§ Brief: Omit every picture, then give all the entries again exactly.

§ Data supplied:
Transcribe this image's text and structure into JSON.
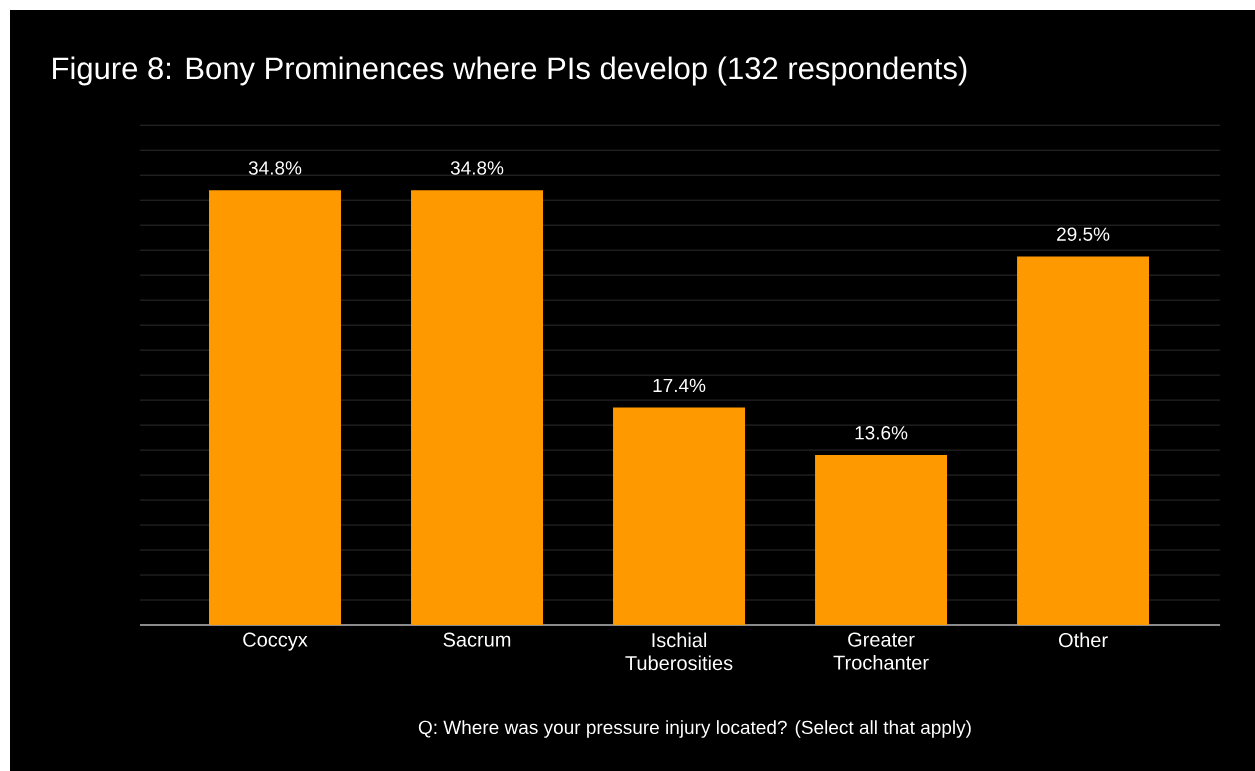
{
  "chart_data": {
    "type": "bar",
    "title": "Figure 8: Bony Prominences where PIs develop (132 respondents)",
    "xlabel": "Q: Where was your pressure injury located? (Select all that apply)",
    "categories": [
      "Coccyx",
      "Sacrum",
      "Ischial Tuberosities",
      "Greater Trochanter",
      "Other"
    ],
    "values": [
      34.8,
      34.8,
      17.4,
      13.6,
      29.5
    ],
    "value_labels": [
      "34.8%",
      "34.8%",
      "17.4%",
      "13.6%",
      "29.5%"
    ],
    "color": "#ff9900",
    "tick_labels": "x",
    "grid": "y"
  }
}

§ Task output:
Transcribe this image's text and structure into JSON.
{
  "chart_data": {
    "type": "bar",
    "title": "Figure 8: Bony Prominences where PIs develop (132 respondents)",
    "xlabel": "Q: Where was your pressure injury located? (Select all that apply)",
    "categories": [
      "Coccyx",
      "Sacrum",
      "Ischial Tuberosities",
      "Greater Trochanter",
      "Other"
    ],
    "values": [
      34.8,
      34.8,
      17.4,
      13.6,
      29.5
    ],
    "value_labels": [
      "34.8%",
      "34.8%",
      "17.4%",
      "13.6%",
      "29.5%"
    ],
    "color": "#ff9900",
    "tick_labels": "x",
    "grid": "y"
  }
}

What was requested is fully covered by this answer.